Request — Keep only the lines that hold the string "logo", filtering out the rest of the entries below.

(Items listed in a dataset)
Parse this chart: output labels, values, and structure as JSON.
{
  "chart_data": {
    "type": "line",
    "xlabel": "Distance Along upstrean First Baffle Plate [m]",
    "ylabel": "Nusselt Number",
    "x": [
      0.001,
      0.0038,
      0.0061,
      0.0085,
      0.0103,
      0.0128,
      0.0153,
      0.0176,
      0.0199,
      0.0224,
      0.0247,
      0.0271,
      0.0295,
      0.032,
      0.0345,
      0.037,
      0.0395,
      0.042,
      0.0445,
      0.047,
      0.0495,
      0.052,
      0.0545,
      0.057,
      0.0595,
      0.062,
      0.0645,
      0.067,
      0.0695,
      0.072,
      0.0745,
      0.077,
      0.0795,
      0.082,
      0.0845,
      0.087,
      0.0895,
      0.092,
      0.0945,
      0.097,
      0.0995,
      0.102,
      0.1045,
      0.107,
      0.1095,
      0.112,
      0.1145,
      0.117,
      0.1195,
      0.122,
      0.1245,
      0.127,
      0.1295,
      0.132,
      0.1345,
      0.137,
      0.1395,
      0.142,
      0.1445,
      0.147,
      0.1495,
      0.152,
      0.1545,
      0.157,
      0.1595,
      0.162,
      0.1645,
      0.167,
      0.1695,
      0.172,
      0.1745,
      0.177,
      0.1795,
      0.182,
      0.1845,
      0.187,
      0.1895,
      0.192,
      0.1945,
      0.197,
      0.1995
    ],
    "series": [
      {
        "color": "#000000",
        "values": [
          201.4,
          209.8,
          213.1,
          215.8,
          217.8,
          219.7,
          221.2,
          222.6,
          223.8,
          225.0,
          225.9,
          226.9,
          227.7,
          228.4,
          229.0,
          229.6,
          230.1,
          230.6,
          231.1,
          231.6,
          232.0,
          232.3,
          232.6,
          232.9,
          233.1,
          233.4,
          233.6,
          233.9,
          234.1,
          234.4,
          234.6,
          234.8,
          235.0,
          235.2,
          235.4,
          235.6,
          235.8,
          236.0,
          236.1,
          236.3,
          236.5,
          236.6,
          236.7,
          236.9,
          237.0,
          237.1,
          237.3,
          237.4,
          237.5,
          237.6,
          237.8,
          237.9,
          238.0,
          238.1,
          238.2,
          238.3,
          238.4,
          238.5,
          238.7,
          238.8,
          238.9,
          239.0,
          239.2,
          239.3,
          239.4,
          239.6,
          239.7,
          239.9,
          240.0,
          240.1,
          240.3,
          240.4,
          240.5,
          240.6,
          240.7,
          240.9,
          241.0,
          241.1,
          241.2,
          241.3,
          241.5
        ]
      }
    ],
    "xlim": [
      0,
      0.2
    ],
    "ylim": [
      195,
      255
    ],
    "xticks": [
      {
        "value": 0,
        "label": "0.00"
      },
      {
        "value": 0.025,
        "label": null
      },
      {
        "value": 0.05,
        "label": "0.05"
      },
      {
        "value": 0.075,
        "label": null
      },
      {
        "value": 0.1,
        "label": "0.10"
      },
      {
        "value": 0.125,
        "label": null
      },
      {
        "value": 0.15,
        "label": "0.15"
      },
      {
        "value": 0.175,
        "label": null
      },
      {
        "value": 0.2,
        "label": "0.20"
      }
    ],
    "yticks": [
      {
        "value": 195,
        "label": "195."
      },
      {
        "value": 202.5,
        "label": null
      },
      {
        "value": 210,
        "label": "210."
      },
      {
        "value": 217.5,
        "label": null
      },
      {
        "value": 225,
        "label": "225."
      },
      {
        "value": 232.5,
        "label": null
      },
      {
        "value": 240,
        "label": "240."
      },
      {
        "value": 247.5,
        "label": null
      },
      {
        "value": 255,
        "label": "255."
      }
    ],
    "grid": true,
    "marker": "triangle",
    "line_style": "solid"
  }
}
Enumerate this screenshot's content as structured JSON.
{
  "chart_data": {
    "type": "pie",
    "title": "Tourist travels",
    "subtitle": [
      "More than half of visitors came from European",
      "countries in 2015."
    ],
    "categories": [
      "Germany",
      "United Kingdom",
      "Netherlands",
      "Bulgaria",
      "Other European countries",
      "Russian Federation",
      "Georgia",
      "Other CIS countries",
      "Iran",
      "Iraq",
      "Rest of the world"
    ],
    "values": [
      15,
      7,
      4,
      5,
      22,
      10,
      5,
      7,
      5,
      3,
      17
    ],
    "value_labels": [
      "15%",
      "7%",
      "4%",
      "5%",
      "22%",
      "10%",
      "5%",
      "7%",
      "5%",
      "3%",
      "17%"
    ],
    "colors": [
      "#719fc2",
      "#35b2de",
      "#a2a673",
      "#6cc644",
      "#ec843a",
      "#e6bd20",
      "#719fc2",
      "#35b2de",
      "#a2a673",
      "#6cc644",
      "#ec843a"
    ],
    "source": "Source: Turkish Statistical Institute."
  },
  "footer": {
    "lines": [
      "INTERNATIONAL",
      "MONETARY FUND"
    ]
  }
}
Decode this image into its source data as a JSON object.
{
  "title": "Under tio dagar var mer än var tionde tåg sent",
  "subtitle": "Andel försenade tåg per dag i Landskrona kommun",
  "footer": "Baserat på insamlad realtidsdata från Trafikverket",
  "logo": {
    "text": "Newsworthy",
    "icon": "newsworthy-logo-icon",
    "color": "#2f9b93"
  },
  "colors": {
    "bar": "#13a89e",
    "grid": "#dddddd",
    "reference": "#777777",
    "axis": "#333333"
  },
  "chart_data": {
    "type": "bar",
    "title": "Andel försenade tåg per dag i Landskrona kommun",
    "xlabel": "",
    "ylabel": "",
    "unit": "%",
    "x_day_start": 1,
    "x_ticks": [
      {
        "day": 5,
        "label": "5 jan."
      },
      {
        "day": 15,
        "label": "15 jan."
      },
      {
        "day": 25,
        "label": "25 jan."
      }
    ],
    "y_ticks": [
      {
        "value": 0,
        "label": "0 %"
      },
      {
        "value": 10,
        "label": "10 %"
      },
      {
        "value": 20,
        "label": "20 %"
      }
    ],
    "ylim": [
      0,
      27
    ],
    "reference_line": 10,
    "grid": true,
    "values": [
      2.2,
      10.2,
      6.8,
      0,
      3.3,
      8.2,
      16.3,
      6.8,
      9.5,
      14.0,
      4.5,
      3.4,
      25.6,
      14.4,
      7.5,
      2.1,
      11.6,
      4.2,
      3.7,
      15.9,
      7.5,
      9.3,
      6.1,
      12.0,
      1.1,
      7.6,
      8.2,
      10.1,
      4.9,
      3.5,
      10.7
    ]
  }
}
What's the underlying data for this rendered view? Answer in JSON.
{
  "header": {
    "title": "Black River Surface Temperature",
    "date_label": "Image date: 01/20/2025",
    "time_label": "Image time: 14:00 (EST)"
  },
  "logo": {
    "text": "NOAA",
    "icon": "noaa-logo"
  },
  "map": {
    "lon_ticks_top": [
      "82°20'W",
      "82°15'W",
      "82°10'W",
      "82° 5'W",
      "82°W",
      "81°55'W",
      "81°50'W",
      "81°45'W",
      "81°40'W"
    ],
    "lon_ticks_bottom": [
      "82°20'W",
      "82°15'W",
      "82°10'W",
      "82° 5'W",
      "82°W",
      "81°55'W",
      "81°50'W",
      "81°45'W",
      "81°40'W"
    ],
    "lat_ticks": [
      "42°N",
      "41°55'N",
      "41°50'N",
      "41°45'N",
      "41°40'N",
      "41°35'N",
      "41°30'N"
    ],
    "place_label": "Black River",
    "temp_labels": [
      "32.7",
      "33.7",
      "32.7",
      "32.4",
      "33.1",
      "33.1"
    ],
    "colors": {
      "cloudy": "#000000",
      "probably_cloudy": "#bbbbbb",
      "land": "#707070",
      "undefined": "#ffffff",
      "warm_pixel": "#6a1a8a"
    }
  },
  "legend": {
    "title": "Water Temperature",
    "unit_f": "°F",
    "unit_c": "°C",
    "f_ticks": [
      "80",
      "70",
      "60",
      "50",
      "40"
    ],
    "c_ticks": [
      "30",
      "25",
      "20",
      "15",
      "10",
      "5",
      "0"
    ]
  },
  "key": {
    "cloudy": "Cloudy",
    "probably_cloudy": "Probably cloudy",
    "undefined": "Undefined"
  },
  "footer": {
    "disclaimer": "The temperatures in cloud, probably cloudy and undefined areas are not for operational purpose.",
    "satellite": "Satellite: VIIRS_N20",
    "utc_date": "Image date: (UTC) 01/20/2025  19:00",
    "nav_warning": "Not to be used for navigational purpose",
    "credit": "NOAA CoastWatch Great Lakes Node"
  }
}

Finished answer —
  "logo": {
    "icon": "newsworthy-logo-icon",
  "logo": {
    "icon": "noaa-logo"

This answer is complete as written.